== Data excerpts

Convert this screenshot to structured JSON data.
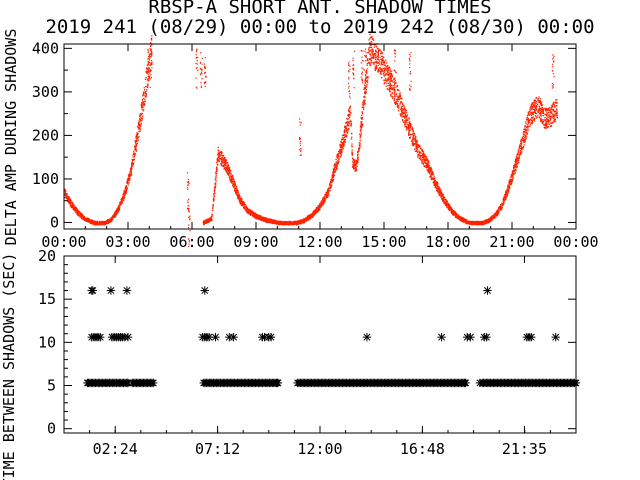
{
  "figure": {
    "title_line1": "RBSP-A SHORT ANT. SHADOW TIMES",
    "title_line2": "2019 241 (08/29) 00:00 to 2019 242 (08/30) 00:00"
  },
  "colors": {
    "series": "#ff2200",
    "axes": "#000000",
    "background": "#ffffff"
  },
  "chart_data": [
    {
      "type": "scatter",
      "ylabel": "DELTA AMP DURING SHADOWS",
      "ylim": [
        -15,
        410
      ],
      "xlim": [
        0,
        24
      ],
      "x_unit": "hours UT",
      "xticks": [
        0,
        3,
        6,
        9,
        12,
        15,
        18,
        21,
        24
      ],
      "xtick_labels": [
        "00:00",
        "03:00",
        "06:00",
        "09:00",
        "12:00",
        "15:00",
        "18:00",
        "21:00",
        "00:00"
      ],
      "yticks": [
        0,
        100,
        200,
        300,
        400
      ],
      "ytick_labels": [
        "0",
        "100",
        "200",
        "300",
        "400"
      ],
      "marker": "dot",
      "color": "#ff2200",
      "trend": [
        [
          0.0,
          70
        ],
        [
          0.3,
          45
        ],
        [
          0.6,
          25
        ],
        [
          0.9,
          12
        ],
        [
          1.2,
          4
        ],
        [
          1.45,
          0
        ],
        [
          1.9,
          0
        ],
        [
          2.2,
          8
        ],
        [
          2.5,
          30
        ],
        [
          2.8,
          65
        ],
        [
          3.1,
          115
        ],
        [
          3.4,
          195
        ],
        [
          3.7,
          280
        ],
        [
          3.95,
          360
        ],
        [
          4.1,
          400
        ],
        [
          6.5,
          0
        ],
        [
          6.9,
          10
        ],
        [
          7.2,
          160
        ],
        [
          7.6,
          130
        ],
        [
          7.9,
          95
        ],
        [
          8.2,
          55
        ],
        [
          8.6,
          28
        ],
        [
          9.0,
          15
        ],
        [
          9.5,
          6
        ],
        [
          10.1,
          0
        ],
        [
          10.9,
          0
        ],
        [
          11.2,
          5
        ],
        [
          11.6,
          18
        ],
        [
          12.0,
          40
        ],
        [
          12.4,
          75
        ],
        [
          12.7,
          130
        ],
        [
          13.1,
          195
        ],
        [
          13.4,
          255
        ],
        [
          13.5,
          140
        ],
        [
          13.7,
          130
        ],
        [
          14.3,
          400
        ],
        [
          14.8,
          370
        ],
        [
          15.2,
          330
        ],
        [
          15.6,
          290
        ],
        [
          16.0,
          240
        ],
        [
          16.3,
          200
        ],
        [
          16.6,
          165
        ],
        [
          17.0,
          135
        ],
        [
          17.3,
          100
        ],
        [
          17.6,
          70
        ],
        [
          17.9,
          45
        ],
        [
          18.2,
          25
        ],
        [
          18.5,
          12
        ],
        [
          18.8,
          4
        ],
        [
          19.0,
          0
        ],
        [
          19.6,
          0
        ],
        [
          19.9,
          6
        ],
        [
          20.2,
          18
        ],
        [
          20.5,
          40
        ],
        [
          20.8,
          80
        ],
        [
          21.1,
          125
        ],
        [
          21.4,
          175
        ],
        [
          21.8,
          245
        ],
        [
          22.2,
          270
        ],
        [
          22.5,
          240
        ],
        [
          22.8,
          245
        ],
        [
          23.1,
          265
        ]
      ],
      "spikes": [
        [
          3.95,
          400
        ],
        [
          4.05,
          400
        ],
        [
          6.2,
          400
        ],
        [
          6.4,
          395
        ],
        [
          6.6,
          390
        ],
        [
          13.35,
          370
        ],
        [
          13.55,
          400
        ],
        [
          13.95,
          400
        ],
        [
          14.1,
          400
        ],
        [
          15.5,
          400
        ],
        [
          16.2,
          395
        ],
        [
          22.9,
          400
        ],
        [
          5.8,
          120
        ],
        [
          5.85,
          35
        ],
        [
          11.05,
          240
        ]
      ]
    },
    {
      "type": "scatter",
      "ylabel": "TIME BETWEEN SHADOWS (SEC)",
      "ylim": [
        -0.5,
        20
      ],
      "xlim": [
        0,
        24
      ],
      "xticks": [
        2.4,
        7.2,
        12.0,
        16.8,
        21.583
      ],
      "xtick_labels": [
        "02:24",
        "07:12",
        "12:00",
        "16:48",
        "21:35"
      ],
      "yticks": [
        0,
        5,
        10,
        15,
        20
      ],
      "ytick_labels": [
        "0",
        "5",
        "10",
        "15",
        "20"
      ],
      "marker": "asterisk",
      "baseline_value": 5.3,
      "baseline_ranges": [
        [
          1.15,
          3.0
        ],
        [
          3.2,
          4.25
        ],
        [
          6.55,
          10.05
        ],
        [
          10.95,
          18.85
        ],
        [
          19.6,
          24.0
        ]
      ],
      "points": [
        [
          1.3,
          16.0
        ],
        [
          1.35,
          16.0
        ],
        [
          2.2,
          16.0
        ],
        [
          2.95,
          16.0
        ],
        [
          6.6,
          16.0
        ],
        [
          19.85,
          16.0
        ],
        [
          1.3,
          10.6
        ],
        [
          1.4,
          10.6
        ],
        [
          1.5,
          10.6
        ],
        [
          1.6,
          10.6
        ],
        [
          1.7,
          10.6
        ],
        [
          2.25,
          10.6
        ],
        [
          2.35,
          10.6
        ],
        [
          2.45,
          10.6
        ],
        [
          2.55,
          10.6
        ],
        [
          2.65,
          10.6
        ],
        [
          2.75,
          10.6
        ],
        [
          2.85,
          10.6
        ],
        [
          3.0,
          10.6
        ],
        [
          6.5,
          10.6
        ],
        [
          6.6,
          10.6
        ],
        [
          6.7,
          10.6
        ],
        [
          6.8,
          10.6
        ],
        [
          7.1,
          10.6
        ],
        [
          7.75,
          10.6
        ],
        [
          7.95,
          10.6
        ],
        [
          9.3,
          10.6
        ],
        [
          9.4,
          10.6
        ],
        [
          9.6,
          10.6
        ],
        [
          9.7,
          10.6
        ],
        [
          14.2,
          10.6
        ],
        [
          17.7,
          10.6
        ],
        [
          18.9,
          10.6
        ],
        [
          19.05,
          10.6
        ],
        [
          19.7,
          10.6
        ],
        [
          19.8,
          10.6
        ],
        [
          21.7,
          10.6
        ],
        [
          21.8,
          10.6
        ],
        [
          21.9,
          10.6
        ],
        [
          23.05,
          10.6
        ],
        [
          19.5,
          5.3
        ],
        [
          3.0,
          5.3
        ],
        [
          10.0,
          5.3
        ],
        [
          18.8,
          5.3
        ],
        [
          1.1,
          5.3
        ]
      ]
    }
  ]
}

====

> [Written request]:
Select every line in the records above that contains the word "SHADOWS".

> [Complete output]:
      "ylabel": "DELTA AMP DURING SHADOWS",
      "ylabel": "TIME BETWEEN SHADOWS (SEC)",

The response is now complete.